##### Dataset extract
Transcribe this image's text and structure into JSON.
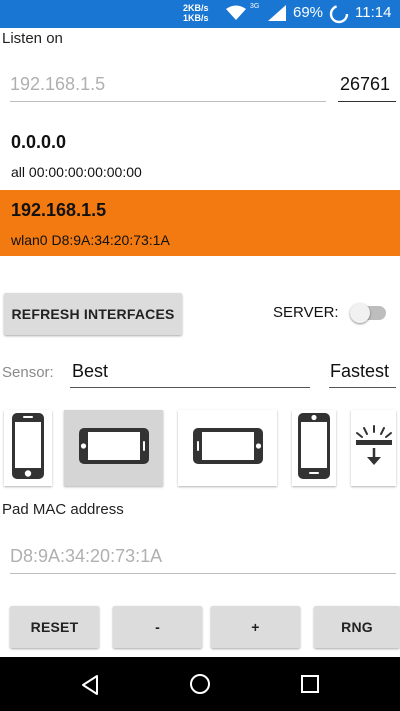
{
  "status_bar": {
    "net_up": "2KB/s",
    "net_down": "1KB/s",
    "battery_percent": "69%",
    "time": "11:14",
    "icons": [
      "wifi-icon",
      "signal-icon",
      "battery-icon"
    ]
  },
  "listen": {
    "title": "Listen on",
    "ip_placeholder": "192.168.1.5",
    "port_value": "26761"
  },
  "interfaces": [
    {
      "ip": "0.0.0.0",
      "name": "all",
      "mac": "00:00:00:00:00:00",
      "selected": false
    },
    {
      "ip": "192.168.1.5",
      "name": "wlan0",
      "mac": "D8:9A:34:20:73:1A",
      "selected": true
    }
  ],
  "controls": {
    "refresh_label": "REFRESH INTERFACES",
    "server_label": "SERVER:",
    "server_on": false
  },
  "sensor": {
    "label": "Sensor:",
    "value": "Best",
    "speed": "Fastest"
  },
  "orientations": [
    {
      "icon": "phone-portrait-icon",
      "active": false
    },
    {
      "icon": "phone-landscape-icon",
      "active": true
    },
    {
      "icon": "phone-landscape-icon",
      "active": false
    },
    {
      "icon": "phone-portrait-icon",
      "active": false
    },
    {
      "icon": "flat-face-up-icon",
      "active": false
    }
  ],
  "pad": {
    "label": "Pad MAC address",
    "mac_placeholder": "D8:9A:34:20:73:1A"
  },
  "actions": {
    "reset": "RESET",
    "minus": "-",
    "plus": "+",
    "rng": "RNG"
  },
  "colors": {
    "status_bar": "#1976d2",
    "selected_row": "#f37a10"
  }
}
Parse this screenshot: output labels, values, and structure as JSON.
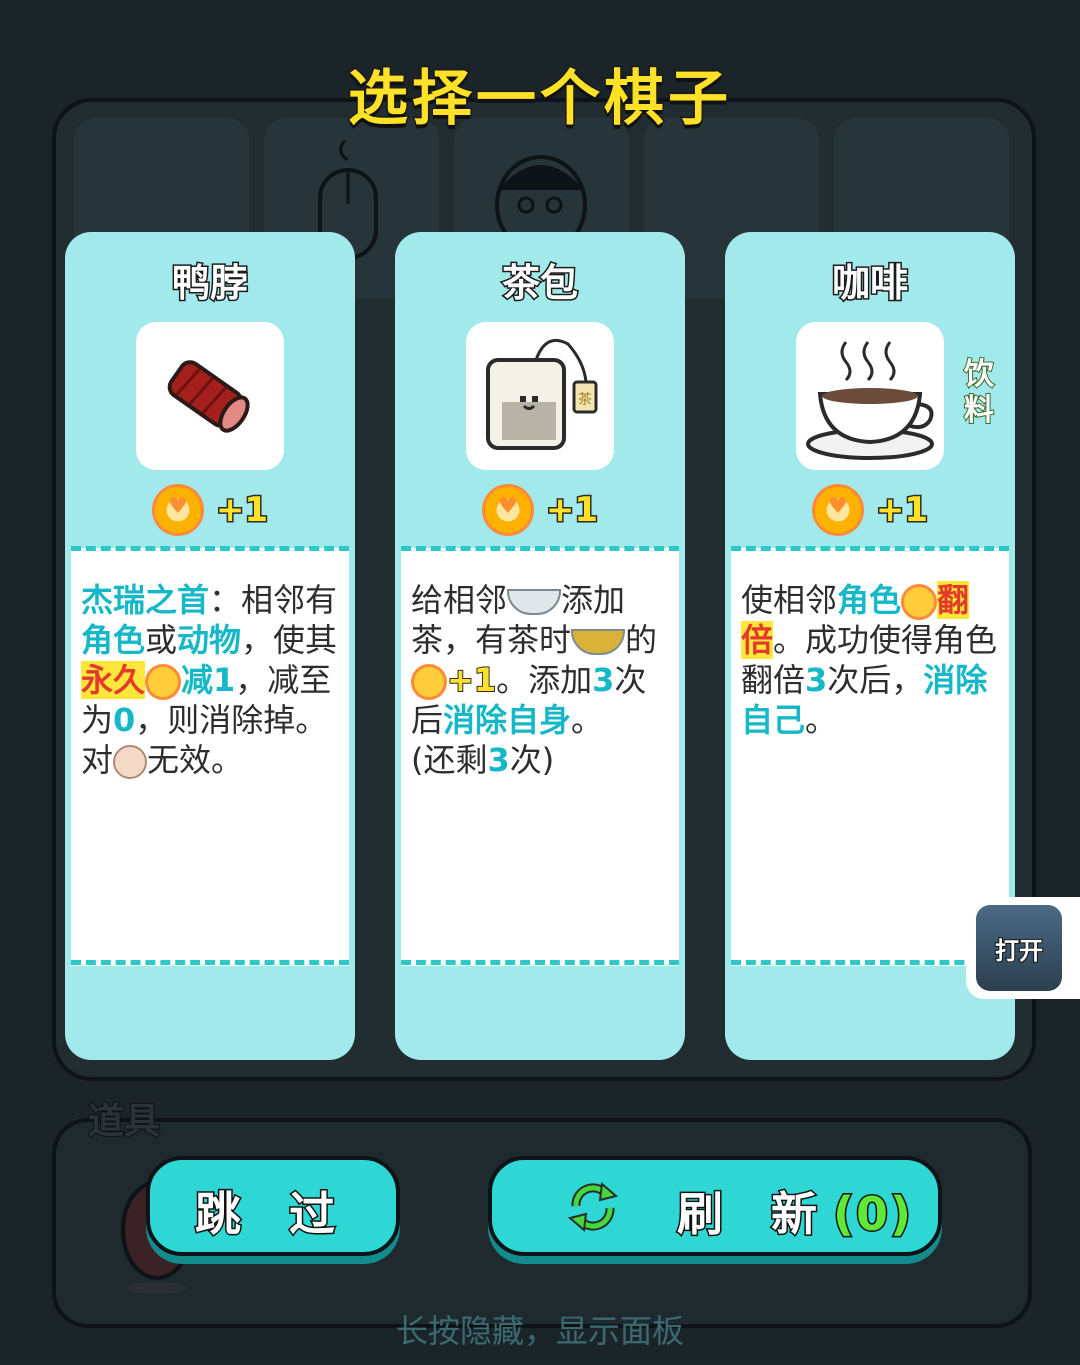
{
  "title": "选择一个棋子",
  "cards": [
    {
      "name": "鸭脖",
      "icon": "duck-neck-sausage-icon",
      "reward": "+1",
      "desc": {
        "kw1": "杰瑞之首",
        "t1": "：相邻有",
        "kw2": "角色",
        "t2": "或",
        "kw3": "动物",
        "t3": "，使其",
        "kw4": "永久",
        "kw5": "减1",
        "t4": "，减至为",
        "kw6": "0",
        "t5": "，则消除掉。",
        "t6": "对",
        "t7": "无效。"
      }
    },
    {
      "name": "茶包",
      "icon": "tea-bag-icon",
      "reward": "+1",
      "desc": {
        "t1": "给相邻",
        "t2": "添加茶，有茶时",
        "t3": "的",
        "kw1": "+1",
        "t4": "。添加",
        "kw2": "3",
        "t5": "次后",
        "kw3": "消除自身",
        "t6": "。",
        "t7": "(还剩",
        "kw4": "3",
        "t8": "次)"
      }
    },
    {
      "name": "咖啡",
      "icon": "coffee-cup-icon",
      "tag": "饮料",
      "reward": "+1",
      "desc": {
        "t1": "使相邻",
        "kw1": "角色",
        "kw2": "翻倍",
        "t2": "。成功使得角色翻倍",
        "kw3": "3",
        "t3": "次后，",
        "kw4": "消除自己",
        "t4": "。"
      }
    }
  ],
  "open_button": "打开",
  "props_label": "道具",
  "skip_button": "跳 过",
  "refresh_button": "刷 新",
  "refresh_count": "(0)",
  "hint": "长按隐藏，显示面板",
  "colors": {
    "background": "#1b2529",
    "card": "#a2e9ec",
    "title": "#ffe227",
    "button": "#2ed7d4",
    "keyword": "#16b8c8"
  }
}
##########
> [What the task requires] Do not include images; quote all of the entries above exactly.

> [Answer]
Transcribe this image's text and structure into JSON.
{
  "status_bar": {
    "net_up": "2KB/s",
    "net_down": "1KB/s",
    "battery_percent": "69%",
    "time": "11:14",
    "icons": [
      "wifi-icon",
      "signal-icon",
      "battery-icon"
    ]
  },
  "listen": {
    "title": "Listen on",
    "ip_placeholder": "192.168.1.5",
    "port_value": "26761"
  },
  "interfaces": [
    {
      "ip": "0.0.0.0",
      "name": "all",
      "mac": "00:00:00:00:00:00",
      "selected": false
    },
    {
      "ip": "192.168.1.5",
      "name": "wlan0",
      "mac": "D8:9A:34:20:73:1A",
      "selected": true
    }
  ],
  "controls": {
    "refresh_label": "REFRESH INTERFACES",
    "server_label": "SERVER:",
    "server_on": false
  },
  "sensor": {
    "label": "Sensor:",
    "value": "Best",
    "speed": "Fastest"
  },
  "orientations": [
    {
      "icon": "phone-portrait-icon",
      "active": false
    },
    {
      "icon": "phone-landscape-icon",
      "active": true
    },
    {
      "icon": "phone-landscape-icon",
      "active": false
    },
    {
      "icon": "phone-portrait-icon",
      "active": false
    },
    {
      "icon": "flat-face-up-icon",
      "active": false
    }
  ],
  "pad": {
    "label": "Pad MAC address",
    "mac_placeholder": "D8:9A:34:20:73:1A"
  },
  "actions": {
    "reset": "RESET",
    "minus": "-",
    "plus": "+",
    "rng": "RNG"
  },
  "colors": {
    "status_bar": "#1976d2",
    "selected_row": "#f37a10"
  }
}
Parse this screenshot: output labels, values, and structure as JSON.
{
  "title": "选择一个棋子",
  "cards": [
    {
      "name": "鸭脖",
      "icon": "duck-neck-sausage-icon",
      "reward": "+1",
      "desc": {
        "kw1": "杰瑞之首",
        "t1": "：相邻有",
        "kw2": "角色",
        "t2": "或",
        "kw3": "动物",
        "t3": "，使其",
        "kw4": "永久",
        "kw5": "减1",
        "t4": "，减至为",
        "kw6": "0",
        "t5": "，则消除掉。",
        "t6": "对",
        "t7": "无效。"
      }
    },
    {
      "name": "茶包",
      "icon": "tea-bag-icon",
      "reward": "+1",
      "desc": {
        "t1": "给相邻",
        "t2": "添加茶，有茶时",
        "t3": "的",
        "kw1": "+1",
        "t4": "。添加",
        "kw2": "3",
        "t5": "次后",
        "kw3": "消除自身",
        "t6": "。",
        "t7": "(还剩",
        "kw4": "3",
        "t8": "次)"
      }
    },
    {
      "name": "咖啡",
      "icon": "coffee-cup-icon",
      "tag": "饮料",
      "reward": "+1",
      "desc": {
        "t1": "使相邻",
        "kw1": "角色",
        "kw2": "翻倍",
        "t2": "。成功使得角色翻倍",
        "kw3": "3",
        "t3": "次后，",
        "kw4": "消除自己",
        "t4": "。"
      }
    }
  ],
  "open_button": "打开",
  "props_label": "道具",
  "skip_button": "跳 过",
  "refresh_button": "刷 新",
  "refresh_count": "(0)",
  "hint": "长按隐藏，显示面板",
  "colors": {
    "background": "#1b2529",
    "card": "#a2e9ec",
    "title": "#ffe227",
    "button": "#2ed7d4",
    "keyword": "#16b8c8"
  }
}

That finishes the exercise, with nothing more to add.